----- Rows -----

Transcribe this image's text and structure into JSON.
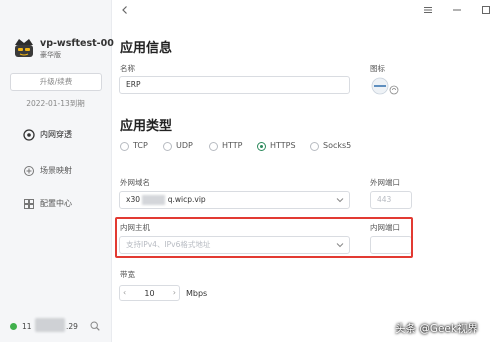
{
  "sidebar": {
    "device_name": "vp-wsftest-00",
    "edition": "豪华版",
    "upgrade_label": "升级/续费",
    "expiry": "2022-01-13到期",
    "nav": [
      {
        "label": "内网穿透",
        "icon": "lan-icon",
        "active": true
      },
      {
        "label": "场景映射",
        "icon": "scene-icon",
        "active": false
      },
      {
        "label": "配置中心",
        "icon": "settings-icon",
        "active": false
      }
    ],
    "ip_prefix": "11",
    "ip_suffix": ".29"
  },
  "window": {
    "back_icon": "chevron-left-icon",
    "menu_icon": "hamburger-icon",
    "minimize_icon": "minimize-icon",
    "maximize_icon": "maximize-icon"
  },
  "app_info": {
    "title": "应用信息",
    "name_label": "名称",
    "name_value": "ERP",
    "icon_label": "图标"
  },
  "app_type": {
    "title": "应用类型",
    "options": [
      "TCP",
      "UDP",
      "HTTP",
      "HTTPS",
      "Socks5"
    ],
    "selected": "HTTPS"
  },
  "external": {
    "domain_label": "外网域名",
    "domain_prefix": "x30",
    "domain_suffix": "q.wicp.vip",
    "port_label": "外网端口",
    "port_placeholder": "443"
  },
  "internal": {
    "host_label": "内网主机",
    "host_placeholder": "支持IPv4、IPv6格式地址",
    "port_label": "内网端口",
    "port_value": ""
  },
  "bandwidth": {
    "label": "带宽",
    "value": "10",
    "unit": "Mbps"
  },
  "watermark": "头条 @Geek视界",
  "colors": {
    "accent": "#2c8a5c",
    "highlight": "#e23a32",
    "sidebar_bg": "#f5f6f8"
  }
}
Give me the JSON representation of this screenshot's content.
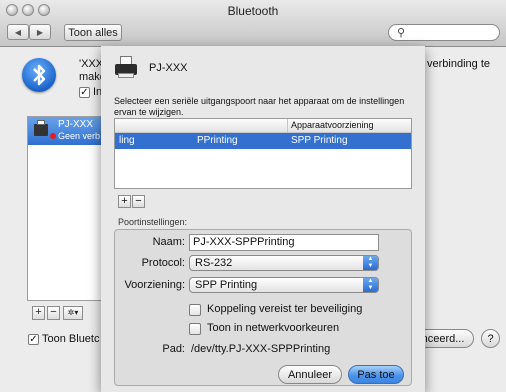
{
  "window": {
    "title": "Bluetooth",
    "show_all_label": "Toon alles",
    "search_placeholder": ""
  },
  "background": {
    "message_line1": "'XXX",
    "message_line1_tail": "verbinding te",
    "message_line2": "make",
    "checkbox_label_fragment": "In",
    "device": {
      "name": "PJ-XXX",
      "status": "Geen verb"
    },
    "show_bluetooth_label": "Toon Bluetc",
    "advanced_button_label": "nceerd...",
    "help_label": "?",
    "add_label": "+",
    "remove_label": "−",
    "action_label": "✲▾"
  },
  "sheet": {
    "device_title": "PJ-XXX",
    "description": "Selecteer een seriële uitgangspoort naar het apparaat om de instellingen ervan te wijzigen.",
    "table": {
      "columns": [
        "",
        "Apparaatvoorziening"
      ],
      "rows": [
        {
          "port": "PPrinting",
          "service": "SPP Printing",
          "fragment": "ling"
        }
      ]
    },
    "add_label": "+",
    "remove_label": "−",
    "port_settings_label": "Poortinstellingen:",
    "fields": {
      "name_label": "Naam:",
      "name_value": "PJ-XXX-SPPPrinting",
      "protocol_label": "Protocol:",
      "protocol_value": "RS-232",
      "service_label": "Voorziening:",
      "service_value": "SPP Printing",
      "pairing_label": "Koppeling vereist ter beveiliging",
      "show_in_network_label": "Toon in netwerkvoorkeuren",
      "path_label": "Pad:",
      "path_value": "/dev/tty.PJ-XXX-SPPPrinting"
    },
    "cancel_label": "Annuleer",
    "ok_label": "Pas toe"
  },
  "colors": {
    "selection": "#3470d0",
    "primary_button": "#4c93ea"
  }
}
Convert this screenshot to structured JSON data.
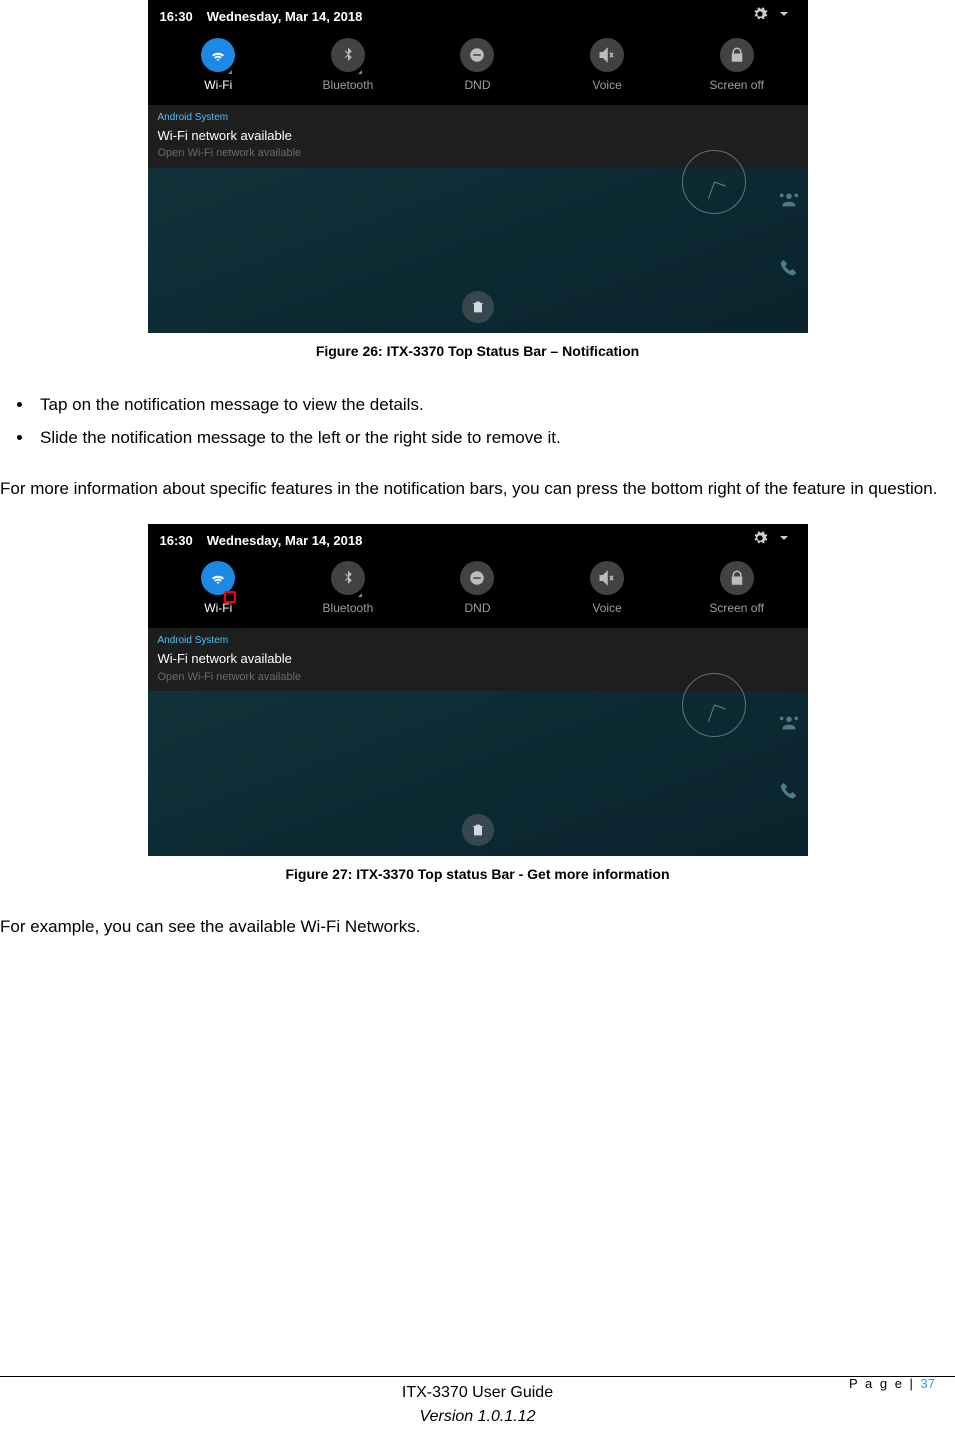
{
  "screenshot": {
    "statusbar": {
      "time": "16:30",
      "date": "Wednesday, Mar 14, 2018"
    },
    "toggles": [
      {
        "label": "Wi-Fi",
        "icon": "wifi",
        "active": true,
        "expand": true
      },
      {
        "label": "Bluetooth",
        "icon": "bluetooth",
        "active": false,
        "expand": true
      },
      {
        "label": "DND",
        "icon": "dnd",
        "active": false,
        "expand": false
      },
      {
        "label": "Voice",
        "icon": "voice",
        "active": false,
        "expand": false
      },
      {
        "label": "Screen off",
        "icon": "lock",
        "active": false,
        "expand": false
      }
    ],
    "notification": {
      "system": "Android System",
      "title": "Wi-Fi network available",
      "subtitle": "Open Wi-Fi network available"
    }
  },
  "figcap1": "Figure 26: ITX-3370 Top Status Bar – Notification",
  "bullets": [
    "Tap on the notification message to view the details.",
    "Slide the notification message to the left or the right side to remove it."
  ],
  "para1": "For more information about specific features in the notification bars, you can press the bottom right of the feature in question.",
  "figcap2": "Figure 27: ITX-3370 Top status Bar - Get more information",
  "para2": "For example, you can see the available Wi-Fi Networks.",
  "footer": {
    "title": "ITX-3370 User Guide",
    "version": "Version 1.0.1.12",
    "page_label": "P a g e | ",
    "page_num": "37"
  }
}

-----

*Task directions:* Set down, unchanged, only the lines running from the line with "Convert this screenshot" to the last line, including both. Pictures stay out of the copy.

*Answer below:*
Convert this screenshot to structured JSON data.
{
  "screenshot": {
    "statusbar": {
      "time": "16:30",
      "date": "Wednesday, Mar 14, 2018"
    },
    "toggles": [
      {
        "label": "Wi-Fi",
        "icon": "wifi",
        "active": true,
        "expand": true
      },
      {
        "label": "Bluetooth",
        "icon": "bluetooth",
        "active": false,
        "expand": true
      },
      {
        "label": "DND",
        "icon": "dnd",
        "active": false,
        "expand": false
      },
      {
        "label": "Voice",
        "icon": "voice",
        "active": false,
        "expand": false
      },
      {
        "label": "Screen off",
        "icon": "lock",
        "active": false,
        "expand": false
      }
    ],
    "notification": {
      "system": "Android System",
      "title": "Wi-Fi network available",
      "subtitle": "Open Wi-Fi network available"
    }
  },
  "figcap1": "Figure 26: ITX-3370 Top Status Bar – Notification",
  "bullets": [
    "Tap on the notification message to view the details.",
    "Slide the notification message to the left or the right side to remove it."
  ],
  "para1": "For more information about specific features in the notification bars, you can press the bottom right of the feature in question.",
  "figcap2": "Figure 27: ITX-3370 Top status Bar - Get more information",
  "para2": "For example, you can see the available Wi-Fi Networks.",
  "footer": {
    "title": "ITX-3370 User Guide",
    "version": "Version 1.0.1.12",
    "page_label": "P a g e | ",
    "page_num": "37"
  }
}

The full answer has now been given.